• **Items from a dataset**:
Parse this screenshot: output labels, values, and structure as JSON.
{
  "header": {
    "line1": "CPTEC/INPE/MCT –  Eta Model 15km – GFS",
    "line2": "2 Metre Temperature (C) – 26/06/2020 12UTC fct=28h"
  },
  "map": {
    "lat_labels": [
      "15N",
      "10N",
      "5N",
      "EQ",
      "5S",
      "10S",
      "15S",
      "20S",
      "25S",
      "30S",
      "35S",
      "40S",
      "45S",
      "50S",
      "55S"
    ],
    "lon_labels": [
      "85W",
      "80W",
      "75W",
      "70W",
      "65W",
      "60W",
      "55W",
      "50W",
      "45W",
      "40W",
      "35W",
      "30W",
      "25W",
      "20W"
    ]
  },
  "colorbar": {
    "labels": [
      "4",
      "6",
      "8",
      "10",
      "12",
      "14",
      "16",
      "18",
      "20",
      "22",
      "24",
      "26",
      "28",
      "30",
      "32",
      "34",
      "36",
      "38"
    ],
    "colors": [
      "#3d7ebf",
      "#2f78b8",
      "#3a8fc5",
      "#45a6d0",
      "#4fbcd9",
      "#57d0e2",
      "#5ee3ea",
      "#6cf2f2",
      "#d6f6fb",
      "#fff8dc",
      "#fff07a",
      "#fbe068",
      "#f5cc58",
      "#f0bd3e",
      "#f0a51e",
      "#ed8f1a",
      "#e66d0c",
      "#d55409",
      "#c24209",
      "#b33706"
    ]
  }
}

• **SET TASK**: Extract the full set of entries word for word.

• **ANSWER FOR THIS EXERCISE**:
Parse this screenshot: output labels, values, and structure as JSON.
{
  "header": {
    "line1": "CPTEC/INPE/MCT –  Eta Model 15km – GFS",
    "line2": "2 Metre Temperature (C) – 26/06/2020 12UTC fct=28h"
  },
  "map": {
    "lat_labels": [
      "15N",
      "10N",
      "5N",
      "EQ",
      "5S",
      "10S",
      "15S",
      "20S",
      "25S",
      "30S",
      "35S",
      "40S",
      "45S",
      "50S",
      "55S"
    ],
    "lon_labels": [
      "85W",
      "80W",
      "75W",
      "70W",
      "65W",
      "60W",
      "55W",
      "50W",
      "45W",
      "40W",
      "35W",
      "30W",
      "25W",
      "20W"
    ]
  },
  "colorbar": {
    "labels": [
      "4",
      "6",
      "8",
      "10",
      "12",
      "14",
      "16",
      "18",
      "20",
      "22",
      "24",
      "26",
      "28",
      "30",
      "32",
      "34",
      "36",
      "38"
    ],
    "colors": [
      "#3d7ebf",
      "#2f78b8",
      "#3a8fc5",
      "#45a6d0",
      "#4fbcd9",
      "#57d0e2",
      "#5ee3ea",
      "#6cf2f2",
      "#d6f6fb",
      "#fff8dc",
      "#fff07a",
      "#fbe068",
      "#f5cc58",
      "#f0bd3e",
      "#f0a51e",
      "#ed8f1a",
      "#e66d0c",
      "#d55409",
      "#c24209",
      "#b33706"
    ]
  }
}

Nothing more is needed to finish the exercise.